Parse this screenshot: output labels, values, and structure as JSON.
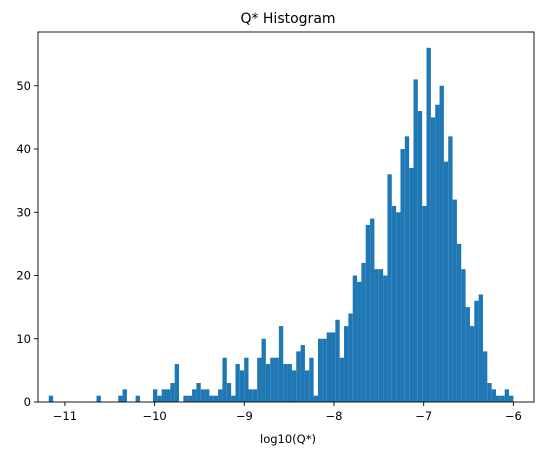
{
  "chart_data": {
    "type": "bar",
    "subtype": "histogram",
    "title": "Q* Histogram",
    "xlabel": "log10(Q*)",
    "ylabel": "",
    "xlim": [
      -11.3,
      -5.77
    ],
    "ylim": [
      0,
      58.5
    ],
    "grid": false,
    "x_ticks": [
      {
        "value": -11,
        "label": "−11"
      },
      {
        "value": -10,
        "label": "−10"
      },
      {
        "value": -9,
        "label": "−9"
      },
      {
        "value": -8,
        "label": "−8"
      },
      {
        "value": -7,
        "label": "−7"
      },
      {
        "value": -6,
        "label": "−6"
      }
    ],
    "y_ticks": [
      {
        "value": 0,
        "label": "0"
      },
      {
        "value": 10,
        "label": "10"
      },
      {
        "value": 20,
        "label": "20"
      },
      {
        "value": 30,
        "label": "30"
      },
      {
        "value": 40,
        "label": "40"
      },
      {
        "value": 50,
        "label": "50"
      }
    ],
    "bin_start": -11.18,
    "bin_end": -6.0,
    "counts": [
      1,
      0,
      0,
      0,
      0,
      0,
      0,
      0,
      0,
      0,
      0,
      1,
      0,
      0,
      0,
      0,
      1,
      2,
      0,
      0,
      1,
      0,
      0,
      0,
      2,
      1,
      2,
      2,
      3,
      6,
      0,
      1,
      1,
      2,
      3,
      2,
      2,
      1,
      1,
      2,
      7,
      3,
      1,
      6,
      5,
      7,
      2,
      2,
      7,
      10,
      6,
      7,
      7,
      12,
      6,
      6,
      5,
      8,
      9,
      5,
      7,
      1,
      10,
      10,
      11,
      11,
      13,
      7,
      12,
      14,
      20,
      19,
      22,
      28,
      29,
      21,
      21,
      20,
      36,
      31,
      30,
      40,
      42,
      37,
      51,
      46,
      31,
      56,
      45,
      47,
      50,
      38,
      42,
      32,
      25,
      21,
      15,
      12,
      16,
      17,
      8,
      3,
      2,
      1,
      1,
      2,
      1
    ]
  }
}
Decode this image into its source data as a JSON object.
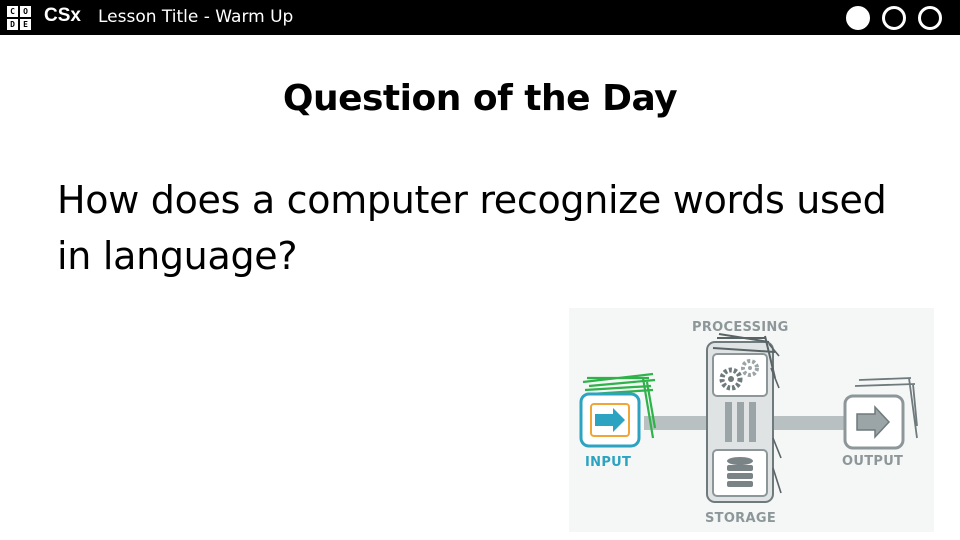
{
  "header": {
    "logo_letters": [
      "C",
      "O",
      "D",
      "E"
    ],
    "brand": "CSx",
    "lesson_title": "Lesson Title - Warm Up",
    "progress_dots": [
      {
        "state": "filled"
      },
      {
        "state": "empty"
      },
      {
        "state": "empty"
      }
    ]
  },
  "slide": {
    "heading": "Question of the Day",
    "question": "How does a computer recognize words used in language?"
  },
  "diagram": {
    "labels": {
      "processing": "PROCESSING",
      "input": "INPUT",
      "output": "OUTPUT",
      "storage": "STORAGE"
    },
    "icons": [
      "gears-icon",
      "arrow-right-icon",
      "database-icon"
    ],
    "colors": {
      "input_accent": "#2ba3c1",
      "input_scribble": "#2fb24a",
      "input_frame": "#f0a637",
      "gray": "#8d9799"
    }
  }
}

» WHAT IS ASKED: Drop the pictures and reproduce the rest of the entries above exactly.

» RESULT OF THE EXERCISE:
Parse this screenshot: output labels, values, and structure as JSON.
{
  "chart_data": {
    "type": "bar",
    "subtype": "histogram",
    "title": "Q* Histogram",
    "xlabel": "log10(Q*)",
    "ylabel": "",
    "xlim": [
      -11.3,
      -5.77
    ],
    "ylim": [
      0,
      58.5
    ],
    "grid": false,
    "x_ticks": [
      {
        "value": -11,
        "label": "−11"
      },
      {
        "value": -10,
        "label": "−10"
      },
      {
        "value": -9,
        "label": "−9"
      },
      {
        "value": -8,
        "label": "−8"
      },
      {
        "value": -7,
        "label": "−7"
      },
      {
        "value": -6,
        "label": "−6"
      }
    ],
    "y_ticks": [
      {
        "value": 0,
        "label": "0"
      },
      {
        "value": 10,
        "label": "10"
      },
      {
        "value": 20,
        "label": "20"
      },
      {
        "value": 30,
        "label": "30"
      },
      {
        "value": 40,
        "label": "40"
      },
      {
        "value": 50,
        "label": "50"
      }
    ],
    "bin_start": -11.18,
    "bin_end": -6.0,
    "counts": [
      1,
      0,
      0,
      0,
      0,
      0,
      0,
      0,
      0,
      0,
      0,
      1,
      0,
      0,
      0,
      0,
      1,
      2,
      0,
      0,
      1,
      0,
      0,
      0,
      2,
      1,
      2,
      2,
      3,
      6,
      0,
      1,
      1,
      2,
      3,
      2,
      2,
      1,
      1,
      2,
      7,
      3,
      1,
      6,
      5,
      7,
      2,
      2,
      7,
      10,
      6,
      7,
      7,
      12,
      6,
      6,
      5,
      8,
      9,
      5,
      7,
      1,
      10,
      10,
      11,
      11,
      13,
      7,
      12,
      14,
      20,
      19,
      22,
      28,
      29,
      21,
      21,
      20,
      36,
      31,
      30,
      40,
      42,
      37,
      51,
      46,
      31,
      56,
      45,
      47,
      50,
      38,
      42,
      32,
      25,
      21,
      15,
      12,
      16,
      17,
      8,
      3,
      2,
      1,
      1,
      2,
      1
    ]
  }
}
Decode this image into its source data as a JSON object.
{
  "header": {
    "logo_letters": [
      "C",
      "O",
      "D",
      "E"
    ],
    "brand": "CSx",
    "lesson_title": "Lesson Title - Warm Up",
    "progress_dots": [
      {
        "state": "filled"
      },
      {
        "state": "empty"
      },
      {
        "state": "empty"
      }
    ]
  },
  "slide": {
    "heading": "Question of the Day",
    "question": "How does a computer recognize words used in language?"
  },
  "diagram": {
    "labels": {
      "processing": "PROCESSING",
      "input": "INPUT",
      "output": "OUTPUT",
      "storage": "STORAGE"
    },
    "icons": [
      "gears-icon",
      "arrow-right-icon",
      "database-icon"
    ],
    "colors": {
      "input_accent": "#2ba3c1",
      "input_scribble": "#2fb24a",
      "input_frame": "#f0a637",
      "gray": "#8d9799"
    }
  }
}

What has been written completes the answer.